> _Fragmento proporcionado_
══════════════════════════════
Si hoy lo cuento aquí es porque una chica de 18 años está siendo cuestionada tras haber denunciado una violación, grupal para más inri. Uno de los abogados de los tíos a los que ella señala como sus violadores ha intoxicado a medios de comunicación y tertulianos, a la opinión pública, para que juzguen el comportamiento de ella previo a la agresión, su ánimo posterior, su vida privada después de la violencia. Yo cuento mi experiencia personal para dar testimonio de que nadie tiene la potestad de determinar cómo han de ser el comportamiento y la vida de una mujer libre, ni antes ni después de una violación. Y la cuento además para ilustrar el hilo de pánico que puede unir violación y sexo consentido. Yo consentí que un tío me violara. Preferí ser violada a ser descuartizada.
══════════════════════════════
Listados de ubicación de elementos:
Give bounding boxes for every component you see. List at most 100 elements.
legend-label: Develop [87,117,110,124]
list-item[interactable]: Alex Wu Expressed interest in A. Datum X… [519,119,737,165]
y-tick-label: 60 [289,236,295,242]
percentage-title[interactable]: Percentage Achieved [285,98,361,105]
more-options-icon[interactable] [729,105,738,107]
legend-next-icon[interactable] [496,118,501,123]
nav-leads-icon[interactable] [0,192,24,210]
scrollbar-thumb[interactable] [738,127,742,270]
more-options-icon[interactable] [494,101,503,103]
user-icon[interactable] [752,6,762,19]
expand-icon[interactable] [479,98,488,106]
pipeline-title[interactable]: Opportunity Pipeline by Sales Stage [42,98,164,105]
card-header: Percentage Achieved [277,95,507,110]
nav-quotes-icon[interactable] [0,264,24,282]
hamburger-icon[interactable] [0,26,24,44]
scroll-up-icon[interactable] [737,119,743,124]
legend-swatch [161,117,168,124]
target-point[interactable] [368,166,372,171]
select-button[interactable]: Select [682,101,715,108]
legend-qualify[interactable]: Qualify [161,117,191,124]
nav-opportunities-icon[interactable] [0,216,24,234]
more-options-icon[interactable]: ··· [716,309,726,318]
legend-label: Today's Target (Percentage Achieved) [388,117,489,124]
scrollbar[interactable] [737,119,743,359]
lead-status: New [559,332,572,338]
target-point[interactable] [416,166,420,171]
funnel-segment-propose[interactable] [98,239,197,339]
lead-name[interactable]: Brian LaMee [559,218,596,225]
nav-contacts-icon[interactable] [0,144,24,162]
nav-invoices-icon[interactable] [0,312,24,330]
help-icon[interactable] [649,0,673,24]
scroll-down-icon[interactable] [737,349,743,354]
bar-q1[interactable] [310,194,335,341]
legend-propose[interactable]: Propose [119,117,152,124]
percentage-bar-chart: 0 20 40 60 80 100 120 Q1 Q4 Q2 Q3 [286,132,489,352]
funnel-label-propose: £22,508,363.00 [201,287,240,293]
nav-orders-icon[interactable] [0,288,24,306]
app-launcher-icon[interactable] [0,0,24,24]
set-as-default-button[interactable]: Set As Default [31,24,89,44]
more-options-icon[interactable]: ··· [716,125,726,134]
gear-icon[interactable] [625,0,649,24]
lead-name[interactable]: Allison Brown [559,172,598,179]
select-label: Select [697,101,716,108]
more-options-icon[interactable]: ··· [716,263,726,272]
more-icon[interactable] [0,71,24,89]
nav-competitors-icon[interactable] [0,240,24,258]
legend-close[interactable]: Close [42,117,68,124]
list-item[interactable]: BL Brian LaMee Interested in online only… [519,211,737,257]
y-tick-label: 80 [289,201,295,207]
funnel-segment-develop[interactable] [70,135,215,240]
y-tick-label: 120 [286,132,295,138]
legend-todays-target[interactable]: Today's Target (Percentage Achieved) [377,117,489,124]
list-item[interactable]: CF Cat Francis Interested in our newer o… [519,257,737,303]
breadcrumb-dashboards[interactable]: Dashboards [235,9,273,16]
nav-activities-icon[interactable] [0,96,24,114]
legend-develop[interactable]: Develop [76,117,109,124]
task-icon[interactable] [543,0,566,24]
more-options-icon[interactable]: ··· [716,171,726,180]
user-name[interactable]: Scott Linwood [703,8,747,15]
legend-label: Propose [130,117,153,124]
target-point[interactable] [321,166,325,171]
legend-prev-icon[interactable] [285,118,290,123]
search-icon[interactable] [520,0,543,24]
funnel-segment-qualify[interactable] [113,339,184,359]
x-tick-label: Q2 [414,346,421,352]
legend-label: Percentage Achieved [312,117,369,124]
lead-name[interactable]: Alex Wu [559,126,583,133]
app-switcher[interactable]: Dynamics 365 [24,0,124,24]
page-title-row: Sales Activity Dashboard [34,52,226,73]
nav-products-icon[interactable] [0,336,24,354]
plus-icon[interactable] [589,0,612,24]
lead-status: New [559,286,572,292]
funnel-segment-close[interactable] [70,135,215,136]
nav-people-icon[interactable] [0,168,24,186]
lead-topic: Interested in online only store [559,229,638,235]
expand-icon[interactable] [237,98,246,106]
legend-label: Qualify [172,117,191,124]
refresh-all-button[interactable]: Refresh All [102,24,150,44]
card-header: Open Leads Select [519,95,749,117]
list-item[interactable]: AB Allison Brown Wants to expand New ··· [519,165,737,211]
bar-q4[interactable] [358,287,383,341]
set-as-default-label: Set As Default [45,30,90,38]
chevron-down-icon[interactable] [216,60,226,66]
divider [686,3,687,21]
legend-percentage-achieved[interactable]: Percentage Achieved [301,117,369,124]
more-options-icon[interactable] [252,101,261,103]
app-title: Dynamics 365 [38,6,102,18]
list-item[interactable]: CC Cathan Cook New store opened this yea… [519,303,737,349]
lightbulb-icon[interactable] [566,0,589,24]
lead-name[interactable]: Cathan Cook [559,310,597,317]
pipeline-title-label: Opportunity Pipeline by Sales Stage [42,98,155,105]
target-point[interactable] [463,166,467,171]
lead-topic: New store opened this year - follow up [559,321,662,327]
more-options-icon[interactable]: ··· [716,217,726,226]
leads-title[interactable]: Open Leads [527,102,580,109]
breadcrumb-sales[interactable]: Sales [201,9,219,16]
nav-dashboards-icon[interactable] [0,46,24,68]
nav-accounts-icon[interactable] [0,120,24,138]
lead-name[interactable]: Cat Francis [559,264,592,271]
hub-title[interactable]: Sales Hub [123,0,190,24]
══════════════════════════════
> _Tareas_
1. Imprime la parte del fragmento que comienza con las palabras "Si hoy lo cuento" y concluye con "a ser descuartizada.".
2. Según el fragmento, ¿cuántos años tiene la chica que denunció la violación grupal?

> _Respuestas escritas_
1.
Si hoy lo cuento aquí es porque una chica de 18 años está siendo cuestionada tras haber denunciado una violación, grupal para más inri. Uno de los abogados de los tíos a los que ella señala como sus violadores ha intoxicado a medios de comunicación y tertulianos, a la opinión pública, para que juzguen el comportamiento de ella previo a la agresión, su ánimo posterior, su vida privada después de la violencia. Yo cuento mi experiencia personal para dar testimonio de que nadie tiene la potestad de determinar cómo han de ser el comportamiento y la vida de una mujer libre, ni antes ni después de una violación. Y la cuento además para ilustrar el hilo de pánico que puede unir violación y sexo consentido. Yo consentí que un tío me violara. Preferí ser violada a ser descuartizada.

2. Tiene 18 años.